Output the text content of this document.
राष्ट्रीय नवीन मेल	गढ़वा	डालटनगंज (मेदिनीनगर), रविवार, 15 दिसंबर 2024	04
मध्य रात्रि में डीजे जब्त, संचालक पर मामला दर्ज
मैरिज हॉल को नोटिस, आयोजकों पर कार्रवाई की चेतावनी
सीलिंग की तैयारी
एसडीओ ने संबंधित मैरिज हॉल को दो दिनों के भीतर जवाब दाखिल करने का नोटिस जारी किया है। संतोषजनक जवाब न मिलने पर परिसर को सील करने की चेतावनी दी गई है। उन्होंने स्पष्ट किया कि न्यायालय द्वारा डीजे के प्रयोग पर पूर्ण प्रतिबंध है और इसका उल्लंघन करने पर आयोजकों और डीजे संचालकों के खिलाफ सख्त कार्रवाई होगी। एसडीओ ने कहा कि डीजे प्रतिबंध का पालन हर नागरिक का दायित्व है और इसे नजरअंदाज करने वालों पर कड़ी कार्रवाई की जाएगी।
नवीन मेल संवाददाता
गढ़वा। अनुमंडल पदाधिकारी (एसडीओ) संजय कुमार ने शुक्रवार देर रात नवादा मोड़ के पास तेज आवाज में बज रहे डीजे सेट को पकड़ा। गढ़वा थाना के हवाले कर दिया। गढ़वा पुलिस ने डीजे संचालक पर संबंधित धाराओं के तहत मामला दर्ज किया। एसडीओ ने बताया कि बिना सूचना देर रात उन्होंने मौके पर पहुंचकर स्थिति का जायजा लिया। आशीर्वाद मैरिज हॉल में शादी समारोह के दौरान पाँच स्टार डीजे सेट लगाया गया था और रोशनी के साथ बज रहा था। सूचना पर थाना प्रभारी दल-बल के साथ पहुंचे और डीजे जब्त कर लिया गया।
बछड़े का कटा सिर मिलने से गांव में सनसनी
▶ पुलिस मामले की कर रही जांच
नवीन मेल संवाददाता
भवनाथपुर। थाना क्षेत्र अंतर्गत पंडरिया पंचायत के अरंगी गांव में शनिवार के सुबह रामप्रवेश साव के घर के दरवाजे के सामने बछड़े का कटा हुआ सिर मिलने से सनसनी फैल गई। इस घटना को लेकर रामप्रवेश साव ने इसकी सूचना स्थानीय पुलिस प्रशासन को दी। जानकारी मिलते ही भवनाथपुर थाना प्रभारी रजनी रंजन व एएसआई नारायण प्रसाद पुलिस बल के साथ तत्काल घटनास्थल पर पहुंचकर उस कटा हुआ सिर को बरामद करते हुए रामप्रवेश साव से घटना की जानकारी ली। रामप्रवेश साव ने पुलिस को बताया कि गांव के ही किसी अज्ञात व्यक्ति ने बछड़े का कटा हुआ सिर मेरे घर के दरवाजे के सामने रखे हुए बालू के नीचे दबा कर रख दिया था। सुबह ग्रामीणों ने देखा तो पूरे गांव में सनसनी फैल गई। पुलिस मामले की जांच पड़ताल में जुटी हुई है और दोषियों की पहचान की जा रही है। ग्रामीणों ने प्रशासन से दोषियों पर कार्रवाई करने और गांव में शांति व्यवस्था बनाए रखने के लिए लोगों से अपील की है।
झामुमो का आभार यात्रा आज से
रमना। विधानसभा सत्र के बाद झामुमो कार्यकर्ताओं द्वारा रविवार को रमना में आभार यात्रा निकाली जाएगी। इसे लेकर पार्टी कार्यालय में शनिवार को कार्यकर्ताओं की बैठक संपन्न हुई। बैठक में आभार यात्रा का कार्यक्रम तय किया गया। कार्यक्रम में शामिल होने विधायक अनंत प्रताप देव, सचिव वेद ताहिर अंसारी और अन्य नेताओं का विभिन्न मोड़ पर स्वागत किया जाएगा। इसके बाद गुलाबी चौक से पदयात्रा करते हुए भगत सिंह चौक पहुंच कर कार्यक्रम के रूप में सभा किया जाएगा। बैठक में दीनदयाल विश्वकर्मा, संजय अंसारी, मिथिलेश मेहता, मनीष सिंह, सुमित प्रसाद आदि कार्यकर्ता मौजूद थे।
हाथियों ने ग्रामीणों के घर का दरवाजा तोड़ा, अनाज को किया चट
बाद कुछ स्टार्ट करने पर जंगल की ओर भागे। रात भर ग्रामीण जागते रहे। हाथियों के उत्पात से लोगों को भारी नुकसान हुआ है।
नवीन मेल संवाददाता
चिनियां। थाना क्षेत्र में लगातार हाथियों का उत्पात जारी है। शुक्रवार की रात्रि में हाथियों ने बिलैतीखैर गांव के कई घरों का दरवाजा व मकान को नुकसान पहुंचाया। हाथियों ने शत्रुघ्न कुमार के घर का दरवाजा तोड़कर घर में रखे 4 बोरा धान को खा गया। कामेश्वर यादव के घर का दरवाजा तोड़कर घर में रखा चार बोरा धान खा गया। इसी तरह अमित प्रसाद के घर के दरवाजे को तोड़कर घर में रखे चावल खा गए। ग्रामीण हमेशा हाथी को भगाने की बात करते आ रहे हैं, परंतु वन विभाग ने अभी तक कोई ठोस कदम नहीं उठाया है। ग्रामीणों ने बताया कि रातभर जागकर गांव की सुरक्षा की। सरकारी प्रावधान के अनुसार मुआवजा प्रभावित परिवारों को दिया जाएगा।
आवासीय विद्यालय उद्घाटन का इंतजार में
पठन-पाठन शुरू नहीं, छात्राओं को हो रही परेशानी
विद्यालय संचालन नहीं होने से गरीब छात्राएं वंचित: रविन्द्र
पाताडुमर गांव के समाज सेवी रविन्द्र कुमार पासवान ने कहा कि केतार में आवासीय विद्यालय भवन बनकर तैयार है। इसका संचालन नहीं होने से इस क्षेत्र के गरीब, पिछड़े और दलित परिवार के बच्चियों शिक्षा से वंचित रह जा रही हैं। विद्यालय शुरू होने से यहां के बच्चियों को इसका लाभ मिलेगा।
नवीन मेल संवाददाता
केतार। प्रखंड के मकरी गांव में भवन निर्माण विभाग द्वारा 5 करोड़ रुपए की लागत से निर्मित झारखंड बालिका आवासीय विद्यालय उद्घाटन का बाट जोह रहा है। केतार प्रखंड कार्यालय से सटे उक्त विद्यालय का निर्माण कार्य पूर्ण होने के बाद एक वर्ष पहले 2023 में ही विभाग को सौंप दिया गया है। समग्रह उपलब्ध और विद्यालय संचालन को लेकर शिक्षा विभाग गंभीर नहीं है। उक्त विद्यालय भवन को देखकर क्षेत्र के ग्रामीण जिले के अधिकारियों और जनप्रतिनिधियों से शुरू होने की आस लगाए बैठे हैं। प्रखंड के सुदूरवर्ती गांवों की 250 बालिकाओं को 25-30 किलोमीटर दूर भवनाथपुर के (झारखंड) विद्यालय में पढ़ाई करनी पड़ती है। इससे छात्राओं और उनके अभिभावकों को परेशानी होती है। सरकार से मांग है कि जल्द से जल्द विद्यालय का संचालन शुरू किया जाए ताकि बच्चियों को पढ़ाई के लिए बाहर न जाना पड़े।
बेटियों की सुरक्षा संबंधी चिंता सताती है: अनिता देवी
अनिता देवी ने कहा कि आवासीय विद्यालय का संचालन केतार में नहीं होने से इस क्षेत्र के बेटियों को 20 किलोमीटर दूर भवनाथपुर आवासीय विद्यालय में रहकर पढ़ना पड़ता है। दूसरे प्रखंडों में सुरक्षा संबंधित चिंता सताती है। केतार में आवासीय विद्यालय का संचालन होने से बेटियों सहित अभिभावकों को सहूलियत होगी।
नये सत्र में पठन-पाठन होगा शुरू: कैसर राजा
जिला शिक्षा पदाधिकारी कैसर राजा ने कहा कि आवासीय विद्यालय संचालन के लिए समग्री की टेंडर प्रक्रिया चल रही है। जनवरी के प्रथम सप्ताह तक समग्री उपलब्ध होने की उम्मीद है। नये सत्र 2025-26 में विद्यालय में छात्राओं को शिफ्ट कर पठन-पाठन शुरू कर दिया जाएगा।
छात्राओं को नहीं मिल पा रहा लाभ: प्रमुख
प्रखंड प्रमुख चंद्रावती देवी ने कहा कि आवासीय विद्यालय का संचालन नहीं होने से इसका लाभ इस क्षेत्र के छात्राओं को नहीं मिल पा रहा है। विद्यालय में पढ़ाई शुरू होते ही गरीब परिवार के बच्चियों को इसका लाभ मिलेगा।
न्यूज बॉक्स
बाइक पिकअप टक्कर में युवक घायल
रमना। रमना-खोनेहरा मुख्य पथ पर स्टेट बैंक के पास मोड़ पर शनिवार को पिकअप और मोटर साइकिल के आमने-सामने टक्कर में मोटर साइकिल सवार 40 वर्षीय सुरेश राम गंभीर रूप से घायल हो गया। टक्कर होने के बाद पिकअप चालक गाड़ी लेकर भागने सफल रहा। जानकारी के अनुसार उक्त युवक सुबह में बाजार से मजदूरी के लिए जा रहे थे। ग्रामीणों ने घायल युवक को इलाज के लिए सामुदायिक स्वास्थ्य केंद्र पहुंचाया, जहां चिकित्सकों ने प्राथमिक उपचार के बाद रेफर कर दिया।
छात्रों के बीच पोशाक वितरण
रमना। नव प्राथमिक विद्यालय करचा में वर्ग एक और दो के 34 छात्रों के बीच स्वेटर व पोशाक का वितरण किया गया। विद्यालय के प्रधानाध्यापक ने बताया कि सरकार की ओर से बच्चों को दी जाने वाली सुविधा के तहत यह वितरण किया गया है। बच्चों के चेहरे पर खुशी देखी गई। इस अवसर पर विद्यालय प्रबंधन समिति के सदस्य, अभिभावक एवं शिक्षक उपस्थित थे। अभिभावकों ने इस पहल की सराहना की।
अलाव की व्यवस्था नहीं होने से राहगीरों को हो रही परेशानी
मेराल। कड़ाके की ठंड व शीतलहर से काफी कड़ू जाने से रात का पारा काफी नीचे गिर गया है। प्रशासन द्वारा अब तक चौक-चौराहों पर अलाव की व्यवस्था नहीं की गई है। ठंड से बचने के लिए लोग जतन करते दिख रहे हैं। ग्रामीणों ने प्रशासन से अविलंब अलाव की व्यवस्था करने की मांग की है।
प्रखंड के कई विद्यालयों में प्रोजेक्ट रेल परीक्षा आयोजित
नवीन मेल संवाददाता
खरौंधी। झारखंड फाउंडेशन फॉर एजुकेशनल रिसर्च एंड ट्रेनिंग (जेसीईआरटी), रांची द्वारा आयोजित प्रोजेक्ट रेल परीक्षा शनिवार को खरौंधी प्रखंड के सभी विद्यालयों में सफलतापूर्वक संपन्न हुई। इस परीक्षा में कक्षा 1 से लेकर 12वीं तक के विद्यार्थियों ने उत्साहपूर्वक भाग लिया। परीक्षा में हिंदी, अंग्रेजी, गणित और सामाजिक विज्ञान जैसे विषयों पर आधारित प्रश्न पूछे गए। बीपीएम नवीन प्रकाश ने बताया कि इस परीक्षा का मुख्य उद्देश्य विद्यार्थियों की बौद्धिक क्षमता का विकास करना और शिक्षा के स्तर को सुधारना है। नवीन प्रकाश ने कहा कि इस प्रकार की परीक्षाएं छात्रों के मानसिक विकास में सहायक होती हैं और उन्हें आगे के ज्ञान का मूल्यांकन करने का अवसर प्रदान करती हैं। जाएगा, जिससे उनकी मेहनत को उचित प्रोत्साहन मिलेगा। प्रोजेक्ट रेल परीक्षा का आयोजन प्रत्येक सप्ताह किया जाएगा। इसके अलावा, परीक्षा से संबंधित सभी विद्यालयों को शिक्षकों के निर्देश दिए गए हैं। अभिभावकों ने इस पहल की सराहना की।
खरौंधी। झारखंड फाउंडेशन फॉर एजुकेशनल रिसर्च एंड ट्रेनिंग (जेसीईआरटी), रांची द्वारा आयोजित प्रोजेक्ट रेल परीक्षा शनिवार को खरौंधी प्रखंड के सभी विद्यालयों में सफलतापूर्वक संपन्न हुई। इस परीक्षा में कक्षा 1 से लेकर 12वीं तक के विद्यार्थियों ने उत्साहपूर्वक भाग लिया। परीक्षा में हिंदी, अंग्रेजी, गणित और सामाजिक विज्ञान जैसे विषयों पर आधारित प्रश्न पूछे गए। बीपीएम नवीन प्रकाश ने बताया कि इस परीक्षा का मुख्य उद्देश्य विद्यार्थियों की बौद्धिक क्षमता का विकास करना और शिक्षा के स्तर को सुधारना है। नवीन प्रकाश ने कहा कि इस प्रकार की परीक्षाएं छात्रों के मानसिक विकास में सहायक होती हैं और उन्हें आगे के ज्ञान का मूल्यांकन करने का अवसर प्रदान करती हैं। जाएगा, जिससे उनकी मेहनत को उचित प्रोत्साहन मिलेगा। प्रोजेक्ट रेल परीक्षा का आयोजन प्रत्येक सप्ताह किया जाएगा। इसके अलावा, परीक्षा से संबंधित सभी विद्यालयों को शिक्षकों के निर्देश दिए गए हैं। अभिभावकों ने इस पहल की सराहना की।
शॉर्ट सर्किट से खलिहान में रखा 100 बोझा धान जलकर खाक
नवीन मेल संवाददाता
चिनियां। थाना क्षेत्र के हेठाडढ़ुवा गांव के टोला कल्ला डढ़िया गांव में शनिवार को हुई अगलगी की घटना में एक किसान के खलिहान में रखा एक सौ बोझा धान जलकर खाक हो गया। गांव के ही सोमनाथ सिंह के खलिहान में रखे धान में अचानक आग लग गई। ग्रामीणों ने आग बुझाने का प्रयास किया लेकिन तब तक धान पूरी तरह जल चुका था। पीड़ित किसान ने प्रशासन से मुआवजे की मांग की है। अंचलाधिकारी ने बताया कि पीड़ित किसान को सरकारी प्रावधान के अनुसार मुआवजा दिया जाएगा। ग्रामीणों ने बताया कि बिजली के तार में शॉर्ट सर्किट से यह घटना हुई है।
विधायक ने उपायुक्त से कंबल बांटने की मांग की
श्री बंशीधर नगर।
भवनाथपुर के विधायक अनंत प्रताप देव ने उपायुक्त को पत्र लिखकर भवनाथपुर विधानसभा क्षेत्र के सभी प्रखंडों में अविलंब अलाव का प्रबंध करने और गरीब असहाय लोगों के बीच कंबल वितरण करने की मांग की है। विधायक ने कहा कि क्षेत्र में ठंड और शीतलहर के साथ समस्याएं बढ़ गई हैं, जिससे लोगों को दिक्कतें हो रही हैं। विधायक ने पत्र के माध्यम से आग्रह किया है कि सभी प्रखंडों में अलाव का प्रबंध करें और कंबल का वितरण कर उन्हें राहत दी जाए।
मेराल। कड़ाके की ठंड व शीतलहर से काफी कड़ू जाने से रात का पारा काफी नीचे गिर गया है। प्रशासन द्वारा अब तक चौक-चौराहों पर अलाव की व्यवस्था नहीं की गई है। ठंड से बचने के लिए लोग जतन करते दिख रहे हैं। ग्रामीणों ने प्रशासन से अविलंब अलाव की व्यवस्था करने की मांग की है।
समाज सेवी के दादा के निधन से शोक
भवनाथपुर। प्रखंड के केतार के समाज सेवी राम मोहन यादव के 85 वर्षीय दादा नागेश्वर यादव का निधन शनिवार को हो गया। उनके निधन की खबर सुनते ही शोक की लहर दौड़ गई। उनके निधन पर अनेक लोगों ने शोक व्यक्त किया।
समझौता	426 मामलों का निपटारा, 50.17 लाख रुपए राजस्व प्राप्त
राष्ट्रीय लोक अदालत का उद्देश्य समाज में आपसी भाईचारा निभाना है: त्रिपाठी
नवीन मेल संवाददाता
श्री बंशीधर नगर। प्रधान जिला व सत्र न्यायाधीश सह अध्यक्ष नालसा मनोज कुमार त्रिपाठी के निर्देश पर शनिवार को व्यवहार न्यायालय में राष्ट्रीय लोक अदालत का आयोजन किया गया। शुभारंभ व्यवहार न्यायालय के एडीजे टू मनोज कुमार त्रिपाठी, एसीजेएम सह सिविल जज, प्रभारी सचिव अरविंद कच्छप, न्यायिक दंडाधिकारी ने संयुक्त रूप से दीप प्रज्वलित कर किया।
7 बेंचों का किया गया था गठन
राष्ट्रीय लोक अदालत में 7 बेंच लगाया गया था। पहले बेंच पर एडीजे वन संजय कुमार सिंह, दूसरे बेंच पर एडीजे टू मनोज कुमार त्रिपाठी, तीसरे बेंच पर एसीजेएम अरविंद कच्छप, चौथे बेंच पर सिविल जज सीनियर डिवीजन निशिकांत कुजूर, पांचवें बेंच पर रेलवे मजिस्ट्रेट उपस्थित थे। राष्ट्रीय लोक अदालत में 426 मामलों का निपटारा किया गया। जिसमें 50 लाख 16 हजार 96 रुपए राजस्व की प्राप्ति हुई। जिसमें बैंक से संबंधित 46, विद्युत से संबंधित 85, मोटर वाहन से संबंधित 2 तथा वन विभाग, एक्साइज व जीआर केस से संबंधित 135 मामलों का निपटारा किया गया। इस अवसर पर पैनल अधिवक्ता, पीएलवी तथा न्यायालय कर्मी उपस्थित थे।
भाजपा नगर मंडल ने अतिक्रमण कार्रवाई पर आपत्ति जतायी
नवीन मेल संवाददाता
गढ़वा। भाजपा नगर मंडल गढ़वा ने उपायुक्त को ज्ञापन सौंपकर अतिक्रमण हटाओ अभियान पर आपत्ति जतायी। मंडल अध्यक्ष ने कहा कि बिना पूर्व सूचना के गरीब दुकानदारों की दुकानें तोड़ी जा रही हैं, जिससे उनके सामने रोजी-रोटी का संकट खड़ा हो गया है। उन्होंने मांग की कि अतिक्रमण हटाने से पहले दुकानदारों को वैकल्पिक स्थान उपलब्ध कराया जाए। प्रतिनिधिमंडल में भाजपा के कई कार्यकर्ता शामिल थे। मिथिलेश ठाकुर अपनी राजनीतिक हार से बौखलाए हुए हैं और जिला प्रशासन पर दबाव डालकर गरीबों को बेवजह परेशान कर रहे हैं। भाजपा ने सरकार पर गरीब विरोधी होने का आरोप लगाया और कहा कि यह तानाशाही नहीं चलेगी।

» **WORK TO BE COMPLETED**: Which lines include the word "उपलब"? Copy every one of them.

» **FULL SOLUTION**:
केतार। प्रखंड के मकरी गांव में भवन निर्माण विभाग द्वारा 5 करोड़ रुपए की लागत से निर्मित झारखंड बालिका आवासीय विद्यालय उद्घाटन का बाट जोह रहा है। केतार प्रखंड कार्यालय से सटे उक्त विद्यालय का निर्माण कार्य पूर्ण होने के बाद एक वर्ष पहले 2023 में ही विभाग को सौंप दिया गया है। समग्रह उपलब्ध और विद्यालय संचालन को लेकर शिक्षा विभाग गंभीर नहीं है। उक्त विद्यालय भवन को देखकर क्षेत्र के ग्रामीण जिले के अधिकारियों और जनप्रतिनिधियों से शुरू होने की आस लगाए बैठे हैं। प्रखंड के सुदूरवर्ती गांवों की 250 बालिकाओं को 25-30 किलोमीटर दूर भवनाथपुर के (झारखंड) विद्यालय में पढ़ाई करनी पड़ती है। इससे छात्राओं और उनके अभिभावकों को परेशानी होती है। सरकार से मांग है कि जल्द से जल्द विद्यालय का संचालन शुरू किया जाए ताकि बच्चियों को पढ़ाई के लिए बाहर न जाना पड़े।
जिला शिक्षा पदाधिकारी कैसर राजा ने कहा कि आवासीय विद्यालय संचालन के लिए समग्री की टेंडर प्रक्रिया चल रही है। जनवरी के प्रथम सप्ताह तक समग्री उपलब्ध होने की उम्मीद है। नये सत्र 2025-26 में विद्यालय में छात्राओं को शिफ्ट कर पठन-पाठन शुरू कर दिया जाएगा।
गढ़वा। भाजपा नगर मंडल गढ़वा ने उपायुक्त को ज्ञापन सौंपकर अतिक्रमण हटाओ अभियान पर आपत्ति जतायी। मंडल अध्यक्ष ने कहा कि बिना पूर्व सूचना के गरीब दुकानदारों की दुकानें तोड़ी जा रही हैं, जिससे उनके सामने रोजी-रोटी का संकट खड़ा हो गया है। उन्होंने मांग की कि अतिक्रमण हटाने से पहले दुकानदारों को वैकल्पिक स्थान उपलब्ध कराया जाए। प्रतिनिधिमंडल में भाजपा के कई कार्यकर्ता शामिल थे। मिथिलेश ठाकुर अपनी राजनीतिक हार से बौखलाए हुए हैं और जिला प्रशासन पर दबाव डालकर गरीबों को बेवजह परेशान कर रहे हैं। भाजपा ने सरकार पर गरीब विरोधी होने का आरोप लगाया और कहा कि यह तानाशाही नहीं चलेगी।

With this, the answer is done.